[Raw records]
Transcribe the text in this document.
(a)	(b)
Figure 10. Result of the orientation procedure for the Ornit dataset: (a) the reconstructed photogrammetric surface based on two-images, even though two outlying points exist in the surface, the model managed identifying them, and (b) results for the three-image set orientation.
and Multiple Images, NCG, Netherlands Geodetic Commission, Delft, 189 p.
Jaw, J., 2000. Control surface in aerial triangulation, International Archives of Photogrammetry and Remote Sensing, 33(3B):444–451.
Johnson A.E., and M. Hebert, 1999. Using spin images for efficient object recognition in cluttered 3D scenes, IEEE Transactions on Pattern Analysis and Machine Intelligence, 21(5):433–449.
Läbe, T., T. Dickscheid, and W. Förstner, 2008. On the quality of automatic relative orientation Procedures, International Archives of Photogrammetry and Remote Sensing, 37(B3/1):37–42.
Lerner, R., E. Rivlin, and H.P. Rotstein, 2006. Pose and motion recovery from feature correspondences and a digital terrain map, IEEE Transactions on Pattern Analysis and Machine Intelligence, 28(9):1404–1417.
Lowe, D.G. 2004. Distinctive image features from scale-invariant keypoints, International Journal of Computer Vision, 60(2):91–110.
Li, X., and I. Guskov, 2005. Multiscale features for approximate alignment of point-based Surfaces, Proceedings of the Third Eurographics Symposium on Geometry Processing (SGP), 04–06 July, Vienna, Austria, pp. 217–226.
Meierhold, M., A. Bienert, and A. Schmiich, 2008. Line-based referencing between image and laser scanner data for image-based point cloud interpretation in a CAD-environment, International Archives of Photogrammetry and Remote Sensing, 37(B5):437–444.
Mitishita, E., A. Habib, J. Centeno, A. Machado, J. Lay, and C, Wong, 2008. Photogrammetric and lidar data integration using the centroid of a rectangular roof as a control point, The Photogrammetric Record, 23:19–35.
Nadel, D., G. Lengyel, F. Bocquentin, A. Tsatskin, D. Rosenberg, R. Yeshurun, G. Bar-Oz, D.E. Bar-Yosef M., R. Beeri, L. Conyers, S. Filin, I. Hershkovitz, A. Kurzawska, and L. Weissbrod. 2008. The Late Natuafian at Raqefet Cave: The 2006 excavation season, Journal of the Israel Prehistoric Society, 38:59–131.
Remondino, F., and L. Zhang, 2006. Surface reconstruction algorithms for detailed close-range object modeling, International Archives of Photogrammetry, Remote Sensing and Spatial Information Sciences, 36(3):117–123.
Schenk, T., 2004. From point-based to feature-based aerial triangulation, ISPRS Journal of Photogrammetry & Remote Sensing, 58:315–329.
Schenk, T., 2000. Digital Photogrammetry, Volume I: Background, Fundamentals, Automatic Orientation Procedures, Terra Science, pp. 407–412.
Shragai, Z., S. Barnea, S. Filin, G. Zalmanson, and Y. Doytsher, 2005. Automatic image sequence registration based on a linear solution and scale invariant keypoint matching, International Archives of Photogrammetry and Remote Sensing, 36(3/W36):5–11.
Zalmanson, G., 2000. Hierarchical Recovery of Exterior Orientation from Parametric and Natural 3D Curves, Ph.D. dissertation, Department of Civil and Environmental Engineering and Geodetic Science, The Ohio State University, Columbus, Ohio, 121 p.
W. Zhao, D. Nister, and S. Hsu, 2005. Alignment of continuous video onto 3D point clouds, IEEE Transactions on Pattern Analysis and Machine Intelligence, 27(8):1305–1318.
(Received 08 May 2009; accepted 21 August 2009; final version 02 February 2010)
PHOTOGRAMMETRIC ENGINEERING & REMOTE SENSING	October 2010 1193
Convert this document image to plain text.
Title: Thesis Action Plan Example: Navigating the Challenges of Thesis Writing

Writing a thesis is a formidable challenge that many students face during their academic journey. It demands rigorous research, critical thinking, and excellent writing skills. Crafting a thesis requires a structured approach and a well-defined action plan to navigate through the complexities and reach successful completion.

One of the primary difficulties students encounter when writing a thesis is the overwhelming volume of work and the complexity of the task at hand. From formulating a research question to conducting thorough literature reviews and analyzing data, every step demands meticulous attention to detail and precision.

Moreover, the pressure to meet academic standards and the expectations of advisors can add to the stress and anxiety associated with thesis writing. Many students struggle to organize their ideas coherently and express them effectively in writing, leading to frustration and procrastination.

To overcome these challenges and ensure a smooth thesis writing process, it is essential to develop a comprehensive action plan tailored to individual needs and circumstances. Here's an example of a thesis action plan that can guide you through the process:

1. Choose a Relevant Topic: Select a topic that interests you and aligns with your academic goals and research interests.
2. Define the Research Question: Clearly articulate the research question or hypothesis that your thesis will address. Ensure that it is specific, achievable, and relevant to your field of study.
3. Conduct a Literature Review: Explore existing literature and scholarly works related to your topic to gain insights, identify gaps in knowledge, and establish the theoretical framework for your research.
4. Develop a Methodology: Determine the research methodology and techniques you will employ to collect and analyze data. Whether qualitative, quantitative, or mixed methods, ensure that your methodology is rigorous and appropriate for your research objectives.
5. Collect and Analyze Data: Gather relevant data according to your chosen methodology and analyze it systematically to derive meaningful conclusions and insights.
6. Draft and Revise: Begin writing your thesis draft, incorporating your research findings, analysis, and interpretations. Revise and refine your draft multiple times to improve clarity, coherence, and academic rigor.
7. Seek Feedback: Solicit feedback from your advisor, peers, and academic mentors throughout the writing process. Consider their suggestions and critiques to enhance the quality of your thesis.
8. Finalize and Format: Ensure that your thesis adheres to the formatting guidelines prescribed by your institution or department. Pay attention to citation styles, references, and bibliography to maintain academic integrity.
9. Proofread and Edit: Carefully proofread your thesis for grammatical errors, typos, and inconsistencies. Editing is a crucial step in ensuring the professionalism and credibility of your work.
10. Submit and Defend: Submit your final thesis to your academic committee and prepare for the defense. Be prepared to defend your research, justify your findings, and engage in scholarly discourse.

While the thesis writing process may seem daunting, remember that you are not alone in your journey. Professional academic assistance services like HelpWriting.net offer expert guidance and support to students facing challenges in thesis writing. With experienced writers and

_Instructions for the task_
Using the material above, print every entry exactly as written.

_Written response_
Transcribe the text in this document.
(a)	(b)
Figure 10. Result of the orientation procedure for the Ornit dataset: (a) the reconstructed photogrammetric surface based on two-images, even though two outlying points exist in the surface, the model managed identifying them, and (b) results for the three-image set orientation.
and Multiple Images, NCG, Netherlands Geodetic Commission, Delft, 189 p.
Jaw, J., 2000. Control surface in aerial triangulation, International Archives of Photogrammetry and Remote Sensing, 33(3B):444–451.
Johnson A.E., and M. Hebert, 1999. Using spin images for efficient object recognition in cluttered 3D scenes, IEEE Transactions on Pattern Analysis and Machine Intelligence, 21(5):433–449.
Läbe, T., T. Dickscheid, and W. Förstner, 2008. On the quality of automatic relative orientation Procedures, International Archives of Photogrammetry and Remote Sensing, 37(B3/1):37–42.
Lerner, R., E. Rivlin, and H.P. Rotstein, 2006. Pose and motion recovery from feature correspondences and a digital terrain map, IEEE Transactions on Pattern Analysis and Machine Intelligence, 28(9):1404–1417.
Lowe, D.G. 2004. Distinctive image features from scale-invariant keypoints, International Journal of Computer Vision, 60(2):91–110.
Li, X., and I. Guskov, 2005. Multiscale features for approximate alignment of point-based Surfaces, Proceedings of the Third Eurographics Symposium on Geometry Processing (SGP), 04–06 July, Vienna, Austria, pp. 217–226.
Meierhold, M., A. Bienert, and A. Schmiich, 2008. Line-based referencing between image and laser scanner data for image-based point cloud interpretation in a CAD-environment, International Archives of Photogrammetry and Remote Sensing, 37(B5):437–444.
Mitishita, E., A. Habib, J. Centeno, A. Machado, J. Lay, and C, Wong, 2008. Photogrammetric and lidar data integration using the centroid of a rectangular roof as a control point, The Photogrammetric Record, 23:19–35.
Nadel, D., G. Lengyel, F. Bocquentin, A. Tsatskin, D. Rosenberg, R. Yeshurun, G. Bar-Oz, D.E. Bar-Yosef M., R. Beeri, L. Conyers, S. Filin, I. Hershkovitz, A. Kurzawska, and L. Weissbrod. 2008. The Late Natuafian at Raqefet Cave: The 2006 excavation season, Journal of the Israel Prehistoric Society, 38:59–131.
Remondino, F., and L. Zhang, 2006. Surface reconstruction algorithms for detailed close-range object modeling, International Archives of Photogrammetry, Remote Sensing and Spatial Information Sciences, 36(3):117–123.
Schenk, T., 2004. From point-based to feature-based aerial triangulation, ISPRS Journal of Photogrammetry & Remote Sensing, 58:315–329.
Schenk, T., 2000. Digital Photogrammetry, Volume I: Background, Fundamentals, Automatic Orientation Procedures, Terra Science, pp. 407–412.
Shragai, Z., S. Barnea, S. Filin, G. Zalmanson, and Y. Doytsher, 2005. Automatic image sequence registration based on a linear solution and scale invariant keypoint matching, International Archives of Photogrammetry and Remote Sensing, 36(3/W36):5–11.
Zalmanson, G., 2000. Hierarchical Recovery of Exterior Orientation from Parametric and Natural 3D Curves, Ph.D. dissertation, Department of Civil and Environmental Engineering and Geodetic Science, The Ohio State University, Columbus, Ohio, 121 p.
W. Zhao, D. Nister, and S. Hsu, 2005. Alignment of continuous video onto 3D point clouds, IEEE Transactions on Pattern Analysis and Machine Intelligence, 27(8):1305–1318.
(Received 08 May 2009; accepted 21 August 2009; final version 02 February 2010)
PHOTOGRAMMETRIC ENGINEERING & REMOTE SENSING	October 2010 1193
Convert this document image to plain text.
Title: Thesis Action Plan Example: Navigating the Challenges of Thesis Writing

Writing a thesis is a formidable challenge that many students face during their academic journey. It demands rigorous research, critical thinking, and excellent writing skills. Crafting a thesis requires a structured approach and a well-defined action plan to navigate through the complexities and reach successful completion.

One of the primary difficulties students encounter when writing a thesis is the overwhelming volume of work and the complexity of the task at hand. From formulating a research question to conducting thorough literature reviews and analyzing data, every step demands meticulous attention to detail and precision.

Moreover, the pressure to meet academic standards and the expectations of advisors can add to the stress and anxiety associated with thesis writing. Many students struggle to organize their ideas coherently and express them effectively in writing, leading to frustration and procrastination.

To overcome these challenges and ensure a smooth thesis writing process, it is essential to develop a comprehensive action plan tailored to individual needs and circumstances. Here's an example of a thesis action plan that can guide you through the process:

1. Choose a Relevant Topic: Select a topic that interests you and aligns with your academic goals and research interests.
2. Define the Research Question: Clearly articulate the research question or hypothesis that your thesis will address. Ensure that it is specific, achievable, and relevant to your field of study.
3. Conduct a Literature Review: Explore existing literature and scholarly works related to your topic to gain insights, identify gaps in knowledge, and establish the theoretical framework for your research.
4. Develop a Methodology: Determine the research methodology and techniques you will employ to collect and analyze data. Whether qualitative, quantitative, or mixed methods, ensure that your methodology is rigorous and appropriate for your research objectives.
5. Collect and Analyze Data: Gather relevant data according to your chosen methodology and analyze it systematically to derive meaningful conclusions and insights.
6. Draft and Revise: Begin writing your thesis draft, incorporating your research findings, analysis, and interpretations. Revise and refine your draft multiple times to improve clarity, coherence, and academic rigor.
7. Seek Feedback: Solicit feedback from your advisor, peers, and academic mentors throughout the writing process. Consider their suggestions and critiques to enhance the quality of your thesis.
8. Finalize and Format: Ensure that your thesis adheres to the formatting guidelines prescribed by your institution or department. Pay attention to citation styles, references, and bibliography to maintain academic integrity.
9. Proofread and Edit: Carefully proofread your thesis for grammatical errors, typos, and inconsistencies. Editing is a crucial step in ensuring the professionalism and credibility of your work.
10. Submit and Defend: Submit your final thesis to your academic committee and prepare for the defense. Be prepared to defend your research, justify your findings, and engage in scholarly discourse.

While the thesis writing process may seem daunting, remember that you are not alone in your journey. Professional academic assistance services like HelpWriting.net offer expert guidance and support to students facing challenges in thesis writing. With experienced writers and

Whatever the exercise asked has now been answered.